What to do:
Repeat, exactly and completely, the entries shown underneath.

□ □ □

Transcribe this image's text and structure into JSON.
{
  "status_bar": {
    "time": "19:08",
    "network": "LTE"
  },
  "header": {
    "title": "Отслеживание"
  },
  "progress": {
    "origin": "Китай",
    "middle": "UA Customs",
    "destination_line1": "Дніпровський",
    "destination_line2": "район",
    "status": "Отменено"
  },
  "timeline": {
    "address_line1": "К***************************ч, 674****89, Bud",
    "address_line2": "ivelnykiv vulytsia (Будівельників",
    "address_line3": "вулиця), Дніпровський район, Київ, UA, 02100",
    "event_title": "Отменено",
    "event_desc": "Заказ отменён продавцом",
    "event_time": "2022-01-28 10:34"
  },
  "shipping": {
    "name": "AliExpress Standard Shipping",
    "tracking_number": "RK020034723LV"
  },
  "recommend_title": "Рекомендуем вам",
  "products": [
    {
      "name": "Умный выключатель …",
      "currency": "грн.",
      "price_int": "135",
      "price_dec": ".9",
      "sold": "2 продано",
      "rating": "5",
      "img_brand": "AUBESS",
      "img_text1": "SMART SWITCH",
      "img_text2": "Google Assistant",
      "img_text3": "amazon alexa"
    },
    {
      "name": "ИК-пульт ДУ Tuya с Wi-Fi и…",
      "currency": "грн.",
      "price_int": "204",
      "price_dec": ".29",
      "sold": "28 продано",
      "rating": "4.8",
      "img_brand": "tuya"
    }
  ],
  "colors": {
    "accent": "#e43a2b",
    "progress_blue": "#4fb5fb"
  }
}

□ □ □

Solved problem:
Transcribe this image's text and structure into JSON.
{
  "status_bar": {
    "time": "19:08",
    "network": "LTE"
  },
  "header": {
    "title": "Отслеживание"
  },
  "progress": {
    "origin": "Китай",
    "middle": "UA Customs",
    "destination_line1": "Дніпровський",
    "destination_line2": "район",
    "status": "Отменено"
  },
  "timeline": {
    "address_line1": "К***************************ч, 674****89, Bud",
    "address_line2": "ivelnykiv vulytsia (Будівельників",
    "address_line3": "вулиця), Дніпровський район, Київ, UA, 02100",
    "event_title": "Отменено",
    "event_desc": "Заказ отменён продавцом",
    "event_time": "2022-01-28 10:34"
  },
  "shipping": {
    "name": "AliExpress Standard Shipping",
    "tracking_number": "RK020034723LV"
  },
  "recommend_title": "Рекомендуем вам",
  "products": [
    {
      "name": "Умный выключатель …",
      "currency": "грн.",
      "price_int": "135",
      "price_dec": ".9",
      "sold": "2 продано",
      "rating": "5",
      "img_brand": "AUBESS",
      "img_text1": "SMART SWITCH",
      "img_text2": "Google Assistant",
      "img_text3": "amazon alexa"
    },
    {
      "name": "ИК-пульт ДУ Tuya с Wi-Fi и…",
      "currency": "грн.",
      "price_int": "204",
      "price_dec": ".29",
      "sold": "28 продано",
      "rating": "4.8",
      "img_brand": "tuya"
    }
  ],
  "colors": {
    "accent": "#e43a2b",
    "progress_blue": "#4fb5fb"
  }
}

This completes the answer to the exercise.